§ WRITTEN EXERCISE: Copy each line below that includes "this".

---- INPUT RECORDS

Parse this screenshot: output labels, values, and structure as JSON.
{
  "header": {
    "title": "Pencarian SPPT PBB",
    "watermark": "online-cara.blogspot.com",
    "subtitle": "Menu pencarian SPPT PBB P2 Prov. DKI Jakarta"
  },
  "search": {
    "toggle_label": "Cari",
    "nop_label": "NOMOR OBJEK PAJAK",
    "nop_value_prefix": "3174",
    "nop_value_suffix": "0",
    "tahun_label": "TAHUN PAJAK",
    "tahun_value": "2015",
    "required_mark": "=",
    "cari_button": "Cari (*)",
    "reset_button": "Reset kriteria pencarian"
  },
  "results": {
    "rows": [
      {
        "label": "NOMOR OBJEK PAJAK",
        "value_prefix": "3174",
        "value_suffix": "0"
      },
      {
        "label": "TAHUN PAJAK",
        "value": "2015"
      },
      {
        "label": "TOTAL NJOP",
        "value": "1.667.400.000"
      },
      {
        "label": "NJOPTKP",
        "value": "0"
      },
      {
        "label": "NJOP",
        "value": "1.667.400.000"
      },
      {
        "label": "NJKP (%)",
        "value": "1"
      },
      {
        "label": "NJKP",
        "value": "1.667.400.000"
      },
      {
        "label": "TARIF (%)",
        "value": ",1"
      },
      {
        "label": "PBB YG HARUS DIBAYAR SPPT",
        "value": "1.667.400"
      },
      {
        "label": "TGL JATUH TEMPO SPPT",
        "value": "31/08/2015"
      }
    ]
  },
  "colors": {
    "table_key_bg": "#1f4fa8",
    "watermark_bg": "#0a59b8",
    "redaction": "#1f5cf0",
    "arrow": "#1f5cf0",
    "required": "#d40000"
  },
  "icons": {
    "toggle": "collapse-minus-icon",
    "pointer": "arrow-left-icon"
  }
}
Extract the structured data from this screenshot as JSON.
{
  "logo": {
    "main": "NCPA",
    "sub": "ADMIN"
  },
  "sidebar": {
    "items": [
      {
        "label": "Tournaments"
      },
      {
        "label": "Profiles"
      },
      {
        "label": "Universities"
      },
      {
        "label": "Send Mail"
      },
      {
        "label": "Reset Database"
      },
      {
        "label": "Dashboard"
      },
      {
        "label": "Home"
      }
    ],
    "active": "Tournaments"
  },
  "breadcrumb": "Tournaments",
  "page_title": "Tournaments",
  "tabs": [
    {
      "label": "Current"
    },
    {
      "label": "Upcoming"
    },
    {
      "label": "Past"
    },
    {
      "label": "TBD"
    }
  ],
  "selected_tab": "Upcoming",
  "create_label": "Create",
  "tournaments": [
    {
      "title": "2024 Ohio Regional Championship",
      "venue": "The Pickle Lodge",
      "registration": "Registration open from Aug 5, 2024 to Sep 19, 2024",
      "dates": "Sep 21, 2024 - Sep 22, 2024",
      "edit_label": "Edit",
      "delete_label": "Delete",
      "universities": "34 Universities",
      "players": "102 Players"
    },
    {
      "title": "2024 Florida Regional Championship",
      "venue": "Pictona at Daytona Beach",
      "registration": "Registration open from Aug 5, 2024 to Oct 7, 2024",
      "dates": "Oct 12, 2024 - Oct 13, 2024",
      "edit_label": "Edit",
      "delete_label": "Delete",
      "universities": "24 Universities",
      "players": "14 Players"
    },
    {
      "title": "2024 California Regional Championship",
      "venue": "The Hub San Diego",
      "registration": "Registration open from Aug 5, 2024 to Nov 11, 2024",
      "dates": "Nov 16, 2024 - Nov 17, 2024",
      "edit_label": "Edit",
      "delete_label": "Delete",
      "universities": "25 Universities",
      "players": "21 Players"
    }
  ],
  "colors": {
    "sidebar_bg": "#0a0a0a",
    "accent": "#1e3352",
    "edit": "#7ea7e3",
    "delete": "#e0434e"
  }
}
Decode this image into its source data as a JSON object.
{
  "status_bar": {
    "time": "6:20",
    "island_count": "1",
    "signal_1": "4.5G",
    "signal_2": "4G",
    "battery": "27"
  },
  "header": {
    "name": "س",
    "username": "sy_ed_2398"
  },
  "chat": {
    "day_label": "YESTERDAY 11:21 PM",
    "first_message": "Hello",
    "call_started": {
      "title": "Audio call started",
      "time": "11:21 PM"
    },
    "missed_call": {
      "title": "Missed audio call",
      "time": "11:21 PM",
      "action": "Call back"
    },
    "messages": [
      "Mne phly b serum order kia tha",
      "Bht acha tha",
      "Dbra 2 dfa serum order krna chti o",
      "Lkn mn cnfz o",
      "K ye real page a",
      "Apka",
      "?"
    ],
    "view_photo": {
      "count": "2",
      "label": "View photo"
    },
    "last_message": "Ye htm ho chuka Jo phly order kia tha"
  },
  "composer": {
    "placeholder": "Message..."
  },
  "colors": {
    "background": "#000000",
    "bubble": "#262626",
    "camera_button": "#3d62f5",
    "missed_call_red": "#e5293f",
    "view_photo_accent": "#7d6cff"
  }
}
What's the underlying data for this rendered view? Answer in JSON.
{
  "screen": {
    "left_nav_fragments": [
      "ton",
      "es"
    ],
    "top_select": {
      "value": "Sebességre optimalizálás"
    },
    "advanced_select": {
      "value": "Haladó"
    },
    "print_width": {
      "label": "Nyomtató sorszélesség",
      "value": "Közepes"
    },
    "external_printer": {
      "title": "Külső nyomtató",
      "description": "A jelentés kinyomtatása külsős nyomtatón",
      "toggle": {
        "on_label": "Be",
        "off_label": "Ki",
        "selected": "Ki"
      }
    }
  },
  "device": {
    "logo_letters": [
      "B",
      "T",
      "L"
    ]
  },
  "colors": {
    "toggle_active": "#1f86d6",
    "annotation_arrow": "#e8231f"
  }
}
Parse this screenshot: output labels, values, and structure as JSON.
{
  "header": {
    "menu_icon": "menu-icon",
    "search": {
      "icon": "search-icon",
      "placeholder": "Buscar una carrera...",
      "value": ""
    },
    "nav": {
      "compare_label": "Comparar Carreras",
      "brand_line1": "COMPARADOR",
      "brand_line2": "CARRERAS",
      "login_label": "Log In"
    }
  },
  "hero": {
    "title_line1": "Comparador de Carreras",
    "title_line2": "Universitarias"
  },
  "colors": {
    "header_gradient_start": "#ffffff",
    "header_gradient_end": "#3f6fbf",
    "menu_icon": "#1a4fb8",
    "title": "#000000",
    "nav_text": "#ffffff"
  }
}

--------

§ EXERCISE SOLUTION:
Parse this screenshot: output labels, values, and structure as JSON.
Extract the structured data from this screenshot as JSON.
Decode this image into its source data as a JSON object.
What's the underlying data for this rendered view? Answer in JSON.
Parse this screenshot: output labels, values, and structure as JSON.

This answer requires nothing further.